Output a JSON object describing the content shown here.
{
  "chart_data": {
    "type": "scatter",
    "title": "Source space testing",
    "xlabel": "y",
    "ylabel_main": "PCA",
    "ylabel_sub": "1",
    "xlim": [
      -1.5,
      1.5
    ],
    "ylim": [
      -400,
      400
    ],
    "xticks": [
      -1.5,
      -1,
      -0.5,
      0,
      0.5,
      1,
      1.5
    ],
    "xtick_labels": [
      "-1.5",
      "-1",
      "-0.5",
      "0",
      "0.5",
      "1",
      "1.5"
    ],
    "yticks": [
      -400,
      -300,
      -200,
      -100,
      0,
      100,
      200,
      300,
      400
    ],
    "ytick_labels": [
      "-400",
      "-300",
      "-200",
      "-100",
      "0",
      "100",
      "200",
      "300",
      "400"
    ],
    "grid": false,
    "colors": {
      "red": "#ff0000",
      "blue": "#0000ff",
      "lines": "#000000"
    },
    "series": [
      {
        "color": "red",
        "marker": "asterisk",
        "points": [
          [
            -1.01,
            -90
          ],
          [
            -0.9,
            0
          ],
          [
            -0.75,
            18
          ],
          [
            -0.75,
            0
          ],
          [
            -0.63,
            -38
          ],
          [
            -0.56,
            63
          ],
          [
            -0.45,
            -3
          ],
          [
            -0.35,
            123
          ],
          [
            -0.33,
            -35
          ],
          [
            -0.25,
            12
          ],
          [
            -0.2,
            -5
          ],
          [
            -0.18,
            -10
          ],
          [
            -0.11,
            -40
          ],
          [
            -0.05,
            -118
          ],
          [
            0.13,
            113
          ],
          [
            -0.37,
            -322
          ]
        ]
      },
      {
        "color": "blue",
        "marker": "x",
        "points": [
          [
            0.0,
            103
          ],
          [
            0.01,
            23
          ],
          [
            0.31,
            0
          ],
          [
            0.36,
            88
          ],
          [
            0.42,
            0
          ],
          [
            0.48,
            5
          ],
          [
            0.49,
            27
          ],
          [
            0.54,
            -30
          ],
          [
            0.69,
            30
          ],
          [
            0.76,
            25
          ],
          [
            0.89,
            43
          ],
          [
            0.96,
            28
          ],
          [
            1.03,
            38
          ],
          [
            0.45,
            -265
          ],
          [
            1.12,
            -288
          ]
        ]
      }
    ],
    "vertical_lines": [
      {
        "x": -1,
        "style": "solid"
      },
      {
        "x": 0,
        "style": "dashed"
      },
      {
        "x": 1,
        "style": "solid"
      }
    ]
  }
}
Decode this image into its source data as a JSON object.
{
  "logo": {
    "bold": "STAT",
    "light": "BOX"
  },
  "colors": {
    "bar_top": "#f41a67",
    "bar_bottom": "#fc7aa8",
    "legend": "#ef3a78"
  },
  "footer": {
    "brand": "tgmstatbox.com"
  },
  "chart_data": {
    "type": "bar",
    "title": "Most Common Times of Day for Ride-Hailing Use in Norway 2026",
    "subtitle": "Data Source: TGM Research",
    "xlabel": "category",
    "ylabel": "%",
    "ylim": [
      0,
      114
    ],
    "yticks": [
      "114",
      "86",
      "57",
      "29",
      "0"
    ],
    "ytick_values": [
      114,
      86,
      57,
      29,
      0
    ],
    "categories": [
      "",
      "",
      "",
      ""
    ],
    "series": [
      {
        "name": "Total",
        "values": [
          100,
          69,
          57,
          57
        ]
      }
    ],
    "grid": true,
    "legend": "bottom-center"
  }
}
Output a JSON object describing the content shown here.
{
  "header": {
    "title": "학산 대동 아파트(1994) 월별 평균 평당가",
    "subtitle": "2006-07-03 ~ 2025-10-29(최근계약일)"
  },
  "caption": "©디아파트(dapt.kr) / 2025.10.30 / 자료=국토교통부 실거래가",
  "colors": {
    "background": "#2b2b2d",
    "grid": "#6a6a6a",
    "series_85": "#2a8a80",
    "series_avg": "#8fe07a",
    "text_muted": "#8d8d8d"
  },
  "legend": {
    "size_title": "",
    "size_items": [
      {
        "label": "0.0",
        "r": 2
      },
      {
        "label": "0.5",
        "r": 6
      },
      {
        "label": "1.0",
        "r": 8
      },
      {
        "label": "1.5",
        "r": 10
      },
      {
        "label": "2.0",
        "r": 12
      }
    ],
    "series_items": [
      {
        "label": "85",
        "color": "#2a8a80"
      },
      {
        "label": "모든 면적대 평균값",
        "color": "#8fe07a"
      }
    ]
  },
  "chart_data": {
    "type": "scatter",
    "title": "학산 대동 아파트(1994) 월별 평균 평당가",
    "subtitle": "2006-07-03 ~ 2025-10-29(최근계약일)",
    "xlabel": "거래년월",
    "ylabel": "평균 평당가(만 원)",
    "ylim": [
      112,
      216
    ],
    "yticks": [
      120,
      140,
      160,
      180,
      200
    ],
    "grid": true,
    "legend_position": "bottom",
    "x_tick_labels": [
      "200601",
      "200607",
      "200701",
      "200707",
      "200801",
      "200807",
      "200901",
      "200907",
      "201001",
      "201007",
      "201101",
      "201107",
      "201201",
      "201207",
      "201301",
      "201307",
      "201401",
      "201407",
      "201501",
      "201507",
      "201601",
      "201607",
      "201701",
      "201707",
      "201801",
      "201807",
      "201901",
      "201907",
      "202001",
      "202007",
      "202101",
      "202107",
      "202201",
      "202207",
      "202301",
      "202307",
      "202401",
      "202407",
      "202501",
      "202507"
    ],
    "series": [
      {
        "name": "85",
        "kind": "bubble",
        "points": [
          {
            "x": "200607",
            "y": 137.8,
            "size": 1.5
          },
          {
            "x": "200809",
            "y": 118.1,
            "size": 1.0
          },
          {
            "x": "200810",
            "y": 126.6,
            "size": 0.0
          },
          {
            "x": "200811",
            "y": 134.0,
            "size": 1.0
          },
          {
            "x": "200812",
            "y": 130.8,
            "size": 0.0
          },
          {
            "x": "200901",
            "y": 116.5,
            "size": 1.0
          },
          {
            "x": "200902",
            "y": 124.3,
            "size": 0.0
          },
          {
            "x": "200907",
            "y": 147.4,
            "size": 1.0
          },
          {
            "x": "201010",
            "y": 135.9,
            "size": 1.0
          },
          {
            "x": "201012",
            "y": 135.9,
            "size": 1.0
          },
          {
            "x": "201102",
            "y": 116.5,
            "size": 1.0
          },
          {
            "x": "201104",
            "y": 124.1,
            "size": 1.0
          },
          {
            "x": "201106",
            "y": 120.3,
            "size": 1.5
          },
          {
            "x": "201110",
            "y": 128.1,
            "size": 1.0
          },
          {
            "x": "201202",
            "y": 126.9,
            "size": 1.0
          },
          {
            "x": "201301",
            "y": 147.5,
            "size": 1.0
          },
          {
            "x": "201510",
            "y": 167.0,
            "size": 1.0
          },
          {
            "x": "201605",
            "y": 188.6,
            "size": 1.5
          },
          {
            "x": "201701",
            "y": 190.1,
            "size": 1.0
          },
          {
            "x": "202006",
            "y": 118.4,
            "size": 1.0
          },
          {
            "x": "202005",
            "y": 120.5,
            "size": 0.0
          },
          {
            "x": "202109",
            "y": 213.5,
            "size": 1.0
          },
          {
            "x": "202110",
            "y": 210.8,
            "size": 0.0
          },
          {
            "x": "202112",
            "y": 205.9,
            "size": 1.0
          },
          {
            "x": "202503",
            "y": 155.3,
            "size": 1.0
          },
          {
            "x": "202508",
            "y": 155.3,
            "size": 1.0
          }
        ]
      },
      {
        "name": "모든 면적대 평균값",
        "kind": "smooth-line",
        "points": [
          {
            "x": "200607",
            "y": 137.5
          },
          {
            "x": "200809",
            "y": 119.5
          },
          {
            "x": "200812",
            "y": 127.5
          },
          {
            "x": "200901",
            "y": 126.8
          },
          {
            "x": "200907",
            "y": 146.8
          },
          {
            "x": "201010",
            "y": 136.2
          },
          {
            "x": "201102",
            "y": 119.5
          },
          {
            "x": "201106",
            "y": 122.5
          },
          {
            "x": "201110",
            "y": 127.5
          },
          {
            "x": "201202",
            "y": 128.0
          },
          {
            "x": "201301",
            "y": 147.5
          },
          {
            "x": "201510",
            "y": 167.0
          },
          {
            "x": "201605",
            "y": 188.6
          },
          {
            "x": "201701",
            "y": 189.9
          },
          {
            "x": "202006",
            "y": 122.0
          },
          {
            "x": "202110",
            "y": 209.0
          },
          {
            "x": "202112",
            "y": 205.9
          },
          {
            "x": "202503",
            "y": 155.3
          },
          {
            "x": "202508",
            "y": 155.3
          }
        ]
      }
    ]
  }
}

### Aim of the task
Which lines contain "grid"? Copy each of them.

### Task response
    "grid": false,
    "grid": true,
    "grid": "#6a6a6a",
    "grid": true,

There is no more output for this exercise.